(Stored items from a collection)
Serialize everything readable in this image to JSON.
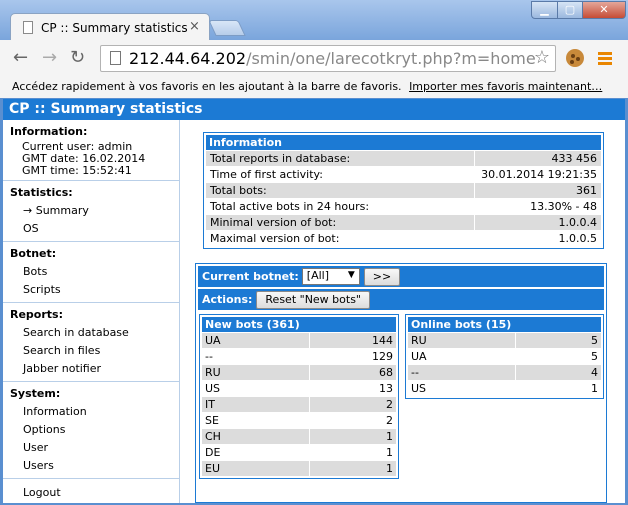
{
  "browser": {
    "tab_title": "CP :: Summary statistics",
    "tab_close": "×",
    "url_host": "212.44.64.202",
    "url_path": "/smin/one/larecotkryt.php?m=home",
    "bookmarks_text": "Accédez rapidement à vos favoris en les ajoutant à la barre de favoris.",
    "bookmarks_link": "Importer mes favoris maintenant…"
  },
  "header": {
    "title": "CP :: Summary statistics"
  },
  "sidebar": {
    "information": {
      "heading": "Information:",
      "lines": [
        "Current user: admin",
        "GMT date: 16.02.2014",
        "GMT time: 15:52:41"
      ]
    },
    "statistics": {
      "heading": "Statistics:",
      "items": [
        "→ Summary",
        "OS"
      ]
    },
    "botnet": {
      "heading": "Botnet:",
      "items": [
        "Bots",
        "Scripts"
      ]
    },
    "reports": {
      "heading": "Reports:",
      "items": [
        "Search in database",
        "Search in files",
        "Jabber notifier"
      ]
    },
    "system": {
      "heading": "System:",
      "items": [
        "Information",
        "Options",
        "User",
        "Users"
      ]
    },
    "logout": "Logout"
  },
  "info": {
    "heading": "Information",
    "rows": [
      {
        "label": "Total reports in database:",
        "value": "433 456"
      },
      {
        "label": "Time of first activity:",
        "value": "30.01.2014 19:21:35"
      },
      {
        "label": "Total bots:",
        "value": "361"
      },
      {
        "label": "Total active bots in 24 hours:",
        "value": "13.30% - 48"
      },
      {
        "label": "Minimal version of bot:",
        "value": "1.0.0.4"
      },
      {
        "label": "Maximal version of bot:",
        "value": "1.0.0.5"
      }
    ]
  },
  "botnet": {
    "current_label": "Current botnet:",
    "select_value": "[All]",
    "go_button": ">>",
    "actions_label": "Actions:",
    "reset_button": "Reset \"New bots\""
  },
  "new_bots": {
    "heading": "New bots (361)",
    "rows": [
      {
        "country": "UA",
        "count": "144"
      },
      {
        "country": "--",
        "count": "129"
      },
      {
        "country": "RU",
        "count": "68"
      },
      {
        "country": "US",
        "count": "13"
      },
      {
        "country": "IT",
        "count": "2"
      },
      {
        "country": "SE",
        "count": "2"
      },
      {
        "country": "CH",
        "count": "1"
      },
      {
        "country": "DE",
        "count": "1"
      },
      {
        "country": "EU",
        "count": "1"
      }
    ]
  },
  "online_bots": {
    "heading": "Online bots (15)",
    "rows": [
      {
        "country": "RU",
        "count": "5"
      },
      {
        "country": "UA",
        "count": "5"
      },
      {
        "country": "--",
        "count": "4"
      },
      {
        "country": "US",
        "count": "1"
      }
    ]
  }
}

* [WHAT TO PRODUCE]: Copy the records above exactly. The pictures are not part of the copy.

* [TASK SOLUTION]:
Serialize everything readable in this image to JSON.
{
  "browser": {
    "tab_title": "CP :: Summary statistics",
    "tab_close": "×",
    "url_host": "212.44.64.202",
    "url_path": "/smin/one/larecotkryt.php?m=home",
    "bookmarks_text": "Accédez rapidement à vos favoris en les ajoutant à la barre de favoris.",
    "bookmarks_link": "Importer mes favoris maintenant…"
  },
  "header": {
    "title": "CP :: Summary statistics"
  },
  "sidebar": {
    "information": {
      "heading": "Information:",
      "lines": [
        "Current user: admin",
        "GMT date: 16.02.2014",
        "GMT time: 15:52:41"
      ]
    },
    "statistics": {
      "heading": "Statistics:",
      "items": [
        "→ Summary",
        "OS"
      ]
    },
    "botnet": {
      "heading": "Botnet:",
      "items": [
        "Bots",
        "Scripts"
      ]
    },
    "reports": {
      "heading": "Reports:",
      "items": [
        "Search in database",
        "Search in files",
        "Jabber notifier"
      ]
    },
    "system": {
      "heading": "System:",
      "items": [
        "Information",
        "Options",
        "User",
        "Users"
      ]
    },
    "logout": "Logout"
  },
  "info": {
    "heading": "Information",
    "rows": [
      {
        "label": "Total reports in database:",
        "value": "433 456"
      },
      {
        "label": "Time of first activity:",
        "value": "30.01.2014 19:21:35"
      },
      {
        "label": "Total bots:",
        "value": "361"
      },
      {
        "label": "Total active bots in 24 hours:",
        "value": "13.30% - 48"
      },
      {
        "label": "Minimal version of bot:",
        "value": "1.0.0.4"
      },
      {
        "label": "Maximal version of bot:",
        "value": "1.0.0.5"
      }
    ]
  },
  "botnet": {
    "current_label": "Current botnet:",
    "select_value": "[All]",
    "go_button": ">>",
    "actions_label": "Actions:",
    "reset_button": "Reset \"New bots\""
  },
  "new_bots": {
    "heading": "New bots (361)",
    "rows": [
      {
        "country": "UA",
        "count": "144"
      },
      {
        "country": "--",
        "count": "129"
      },
      {
        "country": "RU",
        "count": "68"
      },
      {
        "country": "US",
        "count": "13"
      },
      {
        "country": "IT",
        "count": "2"
      },
      {
        "country": "SE",
        "count": "2"
      },
      {
        "country": "CH",
        "count": "1"
      },
      {
        "country": "DE",
        "count": "1"
      },
      {
        "country": "EU",
        "count": "1"
      }
    ]
  },
  "online_bots": {
    "heading": "Online bots (15)",
    "rows": [
      {
        "country": "RU",
        "count": "5"
      },
      {
        "country": "UA",
        "count": "5"
      },
      {
        "country": "--",
        "count": "4"
      },
      {
        "country": "US",
        "count": "1"
      }
    ]
  }
}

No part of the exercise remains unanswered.